## [GOAL]
Copy the lines holding the word "ylabel", all of them.

-- begin EXERCISE DATA --

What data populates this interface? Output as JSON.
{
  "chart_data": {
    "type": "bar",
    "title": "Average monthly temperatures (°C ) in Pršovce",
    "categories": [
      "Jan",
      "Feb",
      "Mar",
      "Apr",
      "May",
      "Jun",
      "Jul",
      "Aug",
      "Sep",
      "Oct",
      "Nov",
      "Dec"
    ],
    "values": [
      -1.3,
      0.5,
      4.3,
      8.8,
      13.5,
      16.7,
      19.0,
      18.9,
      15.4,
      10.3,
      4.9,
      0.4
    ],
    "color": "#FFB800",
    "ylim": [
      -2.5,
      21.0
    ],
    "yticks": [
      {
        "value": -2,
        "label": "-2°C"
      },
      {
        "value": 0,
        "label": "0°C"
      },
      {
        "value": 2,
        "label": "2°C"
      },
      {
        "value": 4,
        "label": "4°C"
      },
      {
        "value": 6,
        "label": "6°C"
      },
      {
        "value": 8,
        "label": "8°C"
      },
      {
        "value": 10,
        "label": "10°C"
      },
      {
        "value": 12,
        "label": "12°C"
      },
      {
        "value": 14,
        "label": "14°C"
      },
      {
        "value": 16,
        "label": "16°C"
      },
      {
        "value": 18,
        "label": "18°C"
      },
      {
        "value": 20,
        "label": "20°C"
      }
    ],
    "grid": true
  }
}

-- end EXERCISE DATA --
-- begin EXERCISE DATA --

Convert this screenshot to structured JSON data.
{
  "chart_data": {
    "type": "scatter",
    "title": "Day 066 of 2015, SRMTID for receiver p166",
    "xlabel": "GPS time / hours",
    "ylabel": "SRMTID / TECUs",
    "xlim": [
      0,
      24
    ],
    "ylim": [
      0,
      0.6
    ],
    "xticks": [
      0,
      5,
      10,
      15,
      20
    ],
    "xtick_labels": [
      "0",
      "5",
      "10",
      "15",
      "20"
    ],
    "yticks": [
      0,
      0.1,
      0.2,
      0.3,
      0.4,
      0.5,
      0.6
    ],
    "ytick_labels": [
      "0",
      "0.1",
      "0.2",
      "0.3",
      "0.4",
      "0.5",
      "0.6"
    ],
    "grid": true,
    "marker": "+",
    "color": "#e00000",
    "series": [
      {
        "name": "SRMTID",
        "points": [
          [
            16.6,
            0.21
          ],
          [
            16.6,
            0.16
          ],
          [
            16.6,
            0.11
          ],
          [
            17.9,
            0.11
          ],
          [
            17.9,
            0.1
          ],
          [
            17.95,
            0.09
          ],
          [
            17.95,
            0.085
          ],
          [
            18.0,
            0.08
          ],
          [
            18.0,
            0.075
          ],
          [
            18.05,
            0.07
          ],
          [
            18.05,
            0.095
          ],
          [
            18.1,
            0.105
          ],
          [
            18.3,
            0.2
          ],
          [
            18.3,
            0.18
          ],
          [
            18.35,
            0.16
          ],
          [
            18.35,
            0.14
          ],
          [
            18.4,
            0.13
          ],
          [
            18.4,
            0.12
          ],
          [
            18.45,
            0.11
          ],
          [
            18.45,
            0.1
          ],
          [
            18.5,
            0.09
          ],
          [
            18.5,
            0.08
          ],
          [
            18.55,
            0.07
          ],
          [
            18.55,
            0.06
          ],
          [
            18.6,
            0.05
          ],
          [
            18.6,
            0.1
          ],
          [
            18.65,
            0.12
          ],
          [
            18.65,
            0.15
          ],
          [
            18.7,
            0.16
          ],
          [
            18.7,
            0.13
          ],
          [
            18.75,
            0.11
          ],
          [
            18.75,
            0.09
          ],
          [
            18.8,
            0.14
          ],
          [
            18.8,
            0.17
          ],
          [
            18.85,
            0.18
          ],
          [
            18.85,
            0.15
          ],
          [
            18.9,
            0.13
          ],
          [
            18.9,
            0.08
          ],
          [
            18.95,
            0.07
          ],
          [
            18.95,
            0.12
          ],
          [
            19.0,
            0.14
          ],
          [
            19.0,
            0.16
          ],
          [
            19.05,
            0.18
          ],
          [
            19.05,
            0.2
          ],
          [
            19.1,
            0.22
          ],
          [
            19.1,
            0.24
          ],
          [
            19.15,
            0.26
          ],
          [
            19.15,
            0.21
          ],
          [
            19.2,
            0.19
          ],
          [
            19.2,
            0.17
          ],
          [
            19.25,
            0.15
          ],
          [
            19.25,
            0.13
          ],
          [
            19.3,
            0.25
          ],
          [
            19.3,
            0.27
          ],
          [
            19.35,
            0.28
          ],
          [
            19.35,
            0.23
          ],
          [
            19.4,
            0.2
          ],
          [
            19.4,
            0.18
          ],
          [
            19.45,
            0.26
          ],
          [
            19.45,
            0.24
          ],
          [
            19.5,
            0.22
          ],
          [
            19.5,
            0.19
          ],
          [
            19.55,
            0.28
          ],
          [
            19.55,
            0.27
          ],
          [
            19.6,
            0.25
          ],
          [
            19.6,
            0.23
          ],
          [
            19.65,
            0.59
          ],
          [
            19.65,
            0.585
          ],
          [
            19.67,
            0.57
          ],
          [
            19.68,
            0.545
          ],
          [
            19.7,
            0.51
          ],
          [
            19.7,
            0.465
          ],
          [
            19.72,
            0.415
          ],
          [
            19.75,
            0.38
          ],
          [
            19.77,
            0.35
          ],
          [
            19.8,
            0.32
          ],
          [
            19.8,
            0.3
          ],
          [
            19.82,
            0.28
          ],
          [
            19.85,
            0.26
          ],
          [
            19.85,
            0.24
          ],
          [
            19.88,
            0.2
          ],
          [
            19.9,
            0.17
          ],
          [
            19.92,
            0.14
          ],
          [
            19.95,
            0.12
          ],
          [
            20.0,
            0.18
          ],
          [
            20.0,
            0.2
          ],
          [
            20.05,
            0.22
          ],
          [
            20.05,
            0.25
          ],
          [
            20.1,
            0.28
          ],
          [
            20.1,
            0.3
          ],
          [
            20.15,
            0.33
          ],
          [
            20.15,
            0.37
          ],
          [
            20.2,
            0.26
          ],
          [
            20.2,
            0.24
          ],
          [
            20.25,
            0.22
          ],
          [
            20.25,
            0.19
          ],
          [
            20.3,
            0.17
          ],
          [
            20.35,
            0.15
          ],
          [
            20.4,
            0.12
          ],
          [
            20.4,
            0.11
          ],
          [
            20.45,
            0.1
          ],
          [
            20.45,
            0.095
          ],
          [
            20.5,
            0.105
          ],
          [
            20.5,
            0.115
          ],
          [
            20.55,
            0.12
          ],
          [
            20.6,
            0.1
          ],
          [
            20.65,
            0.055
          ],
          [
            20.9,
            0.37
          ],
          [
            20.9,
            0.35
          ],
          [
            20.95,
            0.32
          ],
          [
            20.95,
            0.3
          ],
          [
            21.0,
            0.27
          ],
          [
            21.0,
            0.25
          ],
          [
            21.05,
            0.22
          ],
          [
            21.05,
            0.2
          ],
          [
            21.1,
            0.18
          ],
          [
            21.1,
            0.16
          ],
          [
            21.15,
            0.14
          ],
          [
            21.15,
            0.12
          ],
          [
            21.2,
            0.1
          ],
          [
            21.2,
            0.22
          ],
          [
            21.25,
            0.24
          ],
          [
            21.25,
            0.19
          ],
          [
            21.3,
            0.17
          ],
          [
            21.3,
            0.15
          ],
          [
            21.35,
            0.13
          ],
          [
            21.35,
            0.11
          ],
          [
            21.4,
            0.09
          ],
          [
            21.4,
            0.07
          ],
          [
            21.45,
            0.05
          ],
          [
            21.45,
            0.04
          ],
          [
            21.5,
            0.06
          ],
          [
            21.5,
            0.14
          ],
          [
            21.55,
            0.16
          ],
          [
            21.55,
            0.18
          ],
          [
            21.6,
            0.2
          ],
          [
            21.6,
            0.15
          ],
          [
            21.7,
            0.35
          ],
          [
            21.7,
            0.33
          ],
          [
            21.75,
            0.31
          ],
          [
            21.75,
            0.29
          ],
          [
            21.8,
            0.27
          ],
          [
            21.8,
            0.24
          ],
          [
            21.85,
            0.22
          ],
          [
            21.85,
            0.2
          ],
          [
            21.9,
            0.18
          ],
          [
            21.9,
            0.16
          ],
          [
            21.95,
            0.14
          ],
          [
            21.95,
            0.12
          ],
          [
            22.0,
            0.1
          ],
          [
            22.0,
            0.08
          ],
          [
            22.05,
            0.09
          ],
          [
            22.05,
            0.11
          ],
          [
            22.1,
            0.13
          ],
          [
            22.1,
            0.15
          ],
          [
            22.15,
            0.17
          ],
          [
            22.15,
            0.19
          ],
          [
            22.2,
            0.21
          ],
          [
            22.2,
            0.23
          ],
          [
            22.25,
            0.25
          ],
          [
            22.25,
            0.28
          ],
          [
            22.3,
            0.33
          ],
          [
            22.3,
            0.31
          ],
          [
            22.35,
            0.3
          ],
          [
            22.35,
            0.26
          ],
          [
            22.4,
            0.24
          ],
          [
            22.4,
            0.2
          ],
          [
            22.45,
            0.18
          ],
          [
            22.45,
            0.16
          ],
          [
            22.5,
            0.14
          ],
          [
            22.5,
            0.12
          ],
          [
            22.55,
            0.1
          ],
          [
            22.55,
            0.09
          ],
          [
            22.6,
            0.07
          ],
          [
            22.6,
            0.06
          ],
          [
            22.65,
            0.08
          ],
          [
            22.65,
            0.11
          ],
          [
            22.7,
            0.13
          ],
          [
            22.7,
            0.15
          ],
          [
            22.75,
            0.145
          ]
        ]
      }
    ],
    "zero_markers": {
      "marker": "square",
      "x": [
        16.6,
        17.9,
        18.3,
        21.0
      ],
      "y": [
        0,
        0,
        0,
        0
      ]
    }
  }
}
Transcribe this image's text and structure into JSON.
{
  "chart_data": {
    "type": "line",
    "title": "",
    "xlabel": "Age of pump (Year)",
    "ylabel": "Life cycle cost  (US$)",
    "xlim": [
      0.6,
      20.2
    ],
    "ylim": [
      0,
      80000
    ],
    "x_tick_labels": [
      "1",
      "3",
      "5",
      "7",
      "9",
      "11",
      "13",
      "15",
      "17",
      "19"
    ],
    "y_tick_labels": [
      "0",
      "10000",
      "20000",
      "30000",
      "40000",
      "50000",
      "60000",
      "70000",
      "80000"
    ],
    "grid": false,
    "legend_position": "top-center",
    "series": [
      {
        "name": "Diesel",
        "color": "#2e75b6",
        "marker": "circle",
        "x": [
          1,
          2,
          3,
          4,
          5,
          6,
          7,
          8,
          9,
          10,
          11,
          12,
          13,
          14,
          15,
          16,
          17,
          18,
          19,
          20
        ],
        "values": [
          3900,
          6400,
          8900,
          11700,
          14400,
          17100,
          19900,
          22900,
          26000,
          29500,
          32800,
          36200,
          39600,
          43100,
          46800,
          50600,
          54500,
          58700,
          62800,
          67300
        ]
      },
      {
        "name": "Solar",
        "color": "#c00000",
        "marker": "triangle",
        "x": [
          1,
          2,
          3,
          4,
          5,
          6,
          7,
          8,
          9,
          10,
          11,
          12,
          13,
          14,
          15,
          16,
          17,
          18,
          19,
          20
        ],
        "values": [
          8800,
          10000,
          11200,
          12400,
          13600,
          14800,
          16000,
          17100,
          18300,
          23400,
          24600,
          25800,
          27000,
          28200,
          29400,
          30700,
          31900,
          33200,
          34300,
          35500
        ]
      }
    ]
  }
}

-- end EXERCISE DATA --

## [EXERCISE RESPONSE]
    "ylabel": "SRMTID / TECUs",
    "ylabel": "Life cycle cost  (US$)",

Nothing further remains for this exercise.